TASK GOAL: Repeat the listing word for word. No pictures belong in the copy.

--- START GIVEN RECORDS ---

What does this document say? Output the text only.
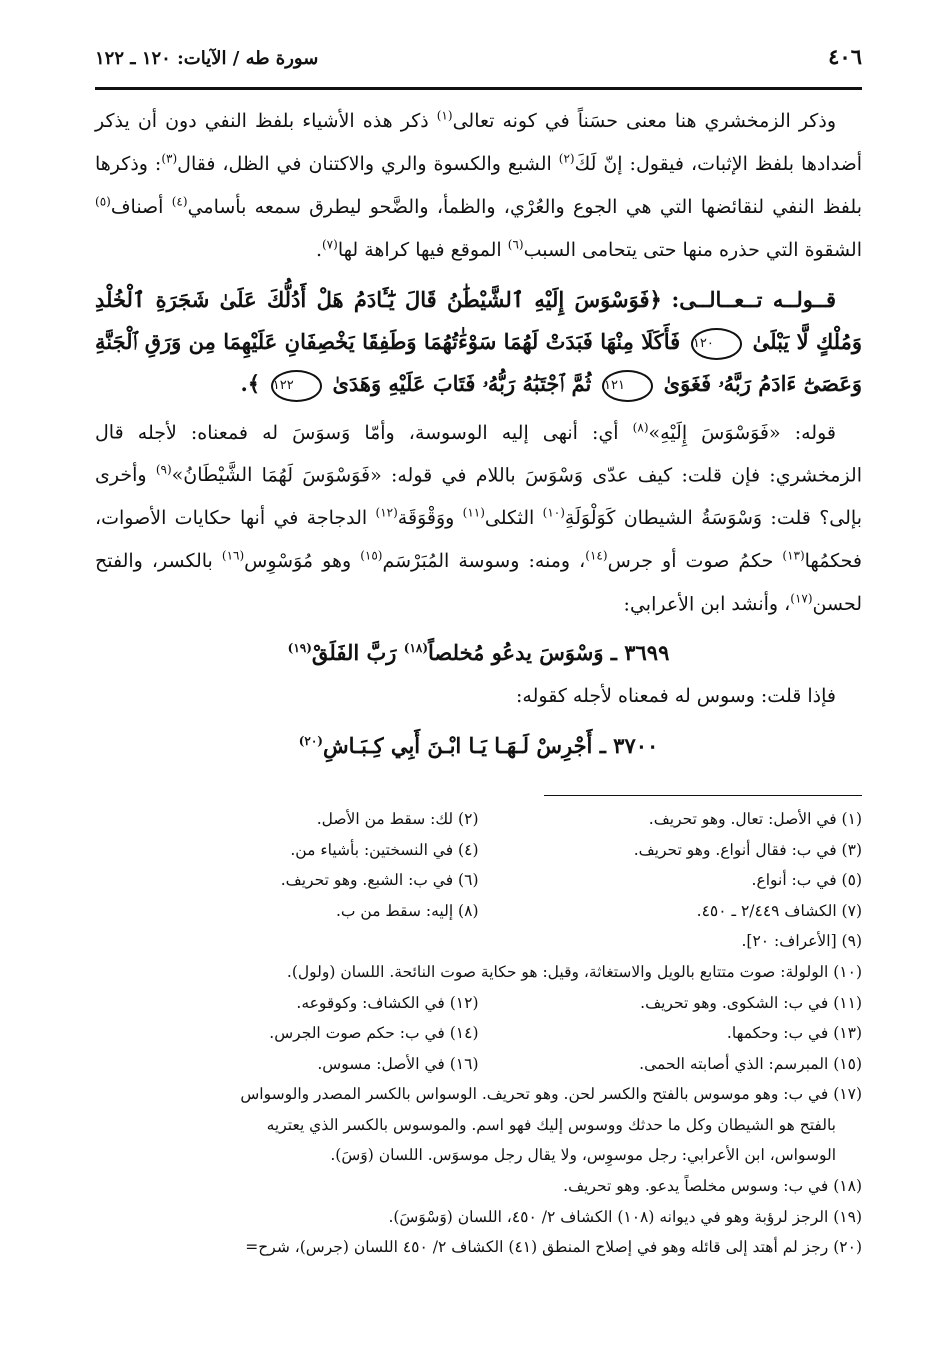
٤٠٦
سورة طه / الآيات: ١٢٠ ـ ١٢٢

وذكر الزمخشري هنا معنى حسَناً في كونه تعالى$^{(١)}$ ذكر هذه الأشياء بلفظ النفي دون أن يذكر أضدادها بلفظ الإثبات، فيقول: إنّ لَكَ$^{(٢)}$ الشبع والكسوة والري والاكتنان في الظل، فقال$^{(٣)}$: وذكرها بلفظ النفي لنقائضها التي هي الجوع والعُرْي، والظمأ، والضَّحو ليطرق سمعه بأسامي$^{(٤)}$ أصناف$^{(٥)}$ الشقوة التي حذره منها حتى يتحامى السبب$^{(٦)}$ الموقع فيها كراهة لها$^{(٧)}$.

قــولــه تــعــالــى: ﴿فَوَسْوَسَ إِلَيْهِ ٱلشَّيْطَٰنُ قَالَ يَٰٓـَٔادَمُ هَلْ أَدُلُّكَ عَلَىٰ شَجَرَةِ ٱلْخُلْدِ وَمُلْكٍ لَّا يَبْلَىٰ ١٢٠ فَأَكَلَا مِنْهَا فَبَدَتْ لَهُمَا سَوْءَٰتُهُمَا وَطَفِقَا يَخْصِفَانِ عَلَيْهِمَا مِن وَرَقِ ٱلْجَنَّةِ وَعَصَىٰٓ ءَادَمُ رَبَّهُۥ فَغَوَىٰ ١٢١ ثُمَّ ٱجْتَبَٰهُ رَبُّهُۥ فَتَابَ عَلَيْهِ وَهَدَىٰ ١٢٢ ﴾.

قوله: «فَوَسْوَسَ إِلَيْهِ»$^{(٨)}$ أي: أنهى إليه الوسوسة، وأمّا وَسوَسَ له فمعناه: لأجله قال الزمخشري: فإن قلت: كيف عدّى وَسْوَسَ باللام في قوله: «فَوَسْوَسَ لَهُمَا الشَّيْطَانُ»$^{(٩)}$ وأخرى بإلى؟ قلت: وَسْوَسَةُ الشيطان كَوَلْوَلَةِ$^{(١٠)}$ الثكلى$^{(١١)}$ ووَقْوَقَة$^{(١٢)}$ الدجاجة في أنها حكايات الأصوات، فحكمُها$^{(١٣)}$ حكمُ صوت أو جرس$^{(١٤)}$، ومنه: وسوسة المُبَرْسَم$^{(١٥)}$ وهو مُوَسْوِس$^{(١٦)}$ بالكسر، والفتح لحسن$^{(١٧)}$، وأنشد ابن الأعرابي:

٣٦٩٩ ـ وَسْوَسَ يدعُو مُخلصاً$^{(١٨)}$ رَبَّ الفَلَقْ$^{(١٩)}$

فإذا قلت: وسوس له فمعناه لأجله كقوله:

٣٧٠٠ ـ أَجْرِسْ لَـهَـا يَـا ابْـنَ أَبِي كِـبَـاشِ$^{(٢٠)}$
(١) في الأصل: تعال. وهو تحريف.
(٢) لك: سقط من الأصل.
(٣) في ب: فقال أنواع. وهو تحريف.
(٤) في النسختين: بأشياء من.
(٥) في ب: أنواع.
(٦) في ب: الشبع. وهو تحريف.
(٧) الكشاف ٢/٤٤٩ ـ ٤٥٠.
(٨) إليه: سقط من ب.
(٩) [الأعراف: ٢٠].
(١٠) الولولة: صوت متتابع بالويل والاستغاثة، وقيل: هو حكاية صوت النائحة. اللسان (ولول).
(١١) في ب: الشكوى. وهو تحريف.
(١٢) في الكشاف: وكوقوعه.
(١٣) في ب: وحكمها.
(١٤) في ب: حكم صوت الجرس.
(١٥) المبرسم: الذي أصابته الحمى.
(١٦) في الأصل: مسوس.
(١٧) في ب: وهو موسوس بالفتح والكسر لحن. وهو تحريف. الوسواس بالكسر المصدر والوسواس
بالفتح هو الشيطان وكل ما حدثك ووسوس إليك فهو اسم. والموسوس بالكسر الذي يعتريه
الوسواس، ابن الأعرابي: رجل موسوِس، ولا يقال رجل موسوَس. اللسان (وَسَ).
(١٨) في ب: وسوس مخلصاً يدعو. وهو تحريف.
(١٩) الرجز لرؤبة وهو في ديوانه (١٠٨) الكشاف ٢/ ٤٥٠، اللسان (وَسْوَسَ).
(٢٠) رجز لم أهتد إلى قائله وهو في إصلاح المنطق (٤١) الكشاف ٢/ ٤٥٠ اللسان (جرس)، شرح=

--- END GIVEN RECORDS ---

WRITTEN REPLY:
What does this document say? Output the text only.
٤٠٦
سورة طه / الآيات: ١٢٠ ـ ١٢٢

وذكر الزمخشري هنا معنى حسَناً في كونه تعالى$^{(١)}$ ذكر هذه الأشياء بلفظ النفي دون أن يذكر أضدادها بلفظ الإثبات، فيقول: إنّ لَكَ$^{(٢)}$ الشبع والكسوة والري والاكتنان في الظل، فقال$^{(٣)}$: وذكرها بلفظ النفي لنقائضها التي هي الجوع والعُرْي، والظمأ، والضَّحو ليطرق سمعه بأسامي$^{(٤)}$ أصناف$^{(٥)}$ الشقوة التي حذره منها حتى يتحامى السبب$^{(٦)}$ الموقع فيها كراهة لها$^{(٧)}$.

قــولــه تــعــالــى: ﴿فَوَسْوَسَ إِلَيْهِ ٱلشَّيْطَٰنُ قَالَ يَٰٓـَٔادَمُ هَلْ أَدُلُّكَ عَلَىٰ شَجَرَةِ ٱلْخُلْدِ وَمُلْكٍ لَّا يَبْلَىٰ ١٢٠ فَأَكَلَا مِنْهَا فَبَدَتْ لَهُمَا سَوْءَٰتُهُمَا وَطَفِقَا يَخْصِفَانِ عَلَيْهِمَا مِن وَرَقِ ٱلْجَنَّةِ وَعَصَىٰٓ ءَادَمُ رَبَّهُۥ فَغَوَىٰ ١٢١ ثُمَّ ٱجْتَبَٰهُ رَبُّهُۥ فَتَابَ عَلَيْهِ وَهَدَىٰ ١٢٢ ﴾.

قوله: «فَوَسْوَسَ إِلَيْهِ»$^{(٨)}$ أي: أنهى إليه الوسوسة، وأمّا وَسوَسَ له فمعناه: لأجله قال الزمخشري: فإن قلت: كيف عدّى وَسْوَسَ باللام في قوله: «فَوَسْوَسَ لَهُمَا الشَّيْطَانُ»$^{(٩)}$ وأخرى بإلى؟ قلت: وَسْوَسَةُ الشيطان كَوَلْوَلَةِ$^{(١٠)}$ الثكلى$^{(١١)}$ ووَقْوَقَة$^{(١٢)}$ الدجاجة في أنها حكايات الأصوات، فحكمُها$^{(١٣)}$ حكمُ صوت أو جرس$^{(١٤)}$، ومنه: وسوسة المُبَرْسَم$^{(١٥)}$ وهو مُوَسْوِس$^{(١٦)}$ بالكسر، والفتح لحسن$^{(١٧)}$، وأنشد ابن الأعرابي:

٣٦٩٩ ـ وَسْوَسَ يدعُو مُخلصاً$^{(١٨)}$ رَبَّ الفَلَقْ$^{(١٩)}$

فإذا قلت: وسوس له فمعناه لأجله كقوله:

٣٧٠٠ ـ أَجْرِسْ لَـهَـا يَـا ابْـنَ أَبِي كِـبَـاشِ$^{(٢٠)}$
(١) في الأصل: تعال. وهو تحريف.
(٢) لك: سقط من الأصل.
(٣) في ب: فقال أنواع. وهو تحريف.
(٤) في النسختين: بأشياء من.
(٥) في ب: أنواع.
(٦) في ب: الشبع. وهو تحريف.
(٧) الكشاف ٢/٤٤٩ ـ ٤٥٠.
(٨) إليه: سقط من ب.
(٩) [الأعراف: ٢٠].
(١٠) الولولة: صوت متتابع بالويل والاستغاثة، وقيل: هو حكاية صوت النائحة. اللسان (ولول).
(١١) في ب: الشكوى. وهو تحريف.
(١٢) في الكشاف: وكوقوعه.
(١٣) في ب: وحكمها.
(١٤) في ب: حكم صوت الجرس.
(١٥) المبرسم: الذي أصابته الحمى.
(١٦) في الأصل: مسوس.
(١٧) في ب: وهو موسوس بالفتح والكسر لحن. وهو تحريف. الوسواس بالكسر المصدر والوسواس
بالفتح هو الشيطان وكل ما حدثك ووسوس إليك فهو اسم. والموسوس بالكسر الذي يعتريه
الوسواس، ابن الأعرابي: رجل موسوِس، ولا يقال رجل موسوَس. اللسان (وَسَ).
(١٨) في ب: وسوس مخلصاً يدعو. وهو تحريف.
(١٩) الرجز لرؤبة وهو في ديوانه (١٠٨) الكشاف ٢/ ٤٥٠، اللسان (وَسْوَسَ).
(٢٠) رجز لم أهتد إلى قائله وهو في إصلاح المنطق (٤١) الكشاف ٢/ ٤٥٠ اللسان (جرس)، شرح=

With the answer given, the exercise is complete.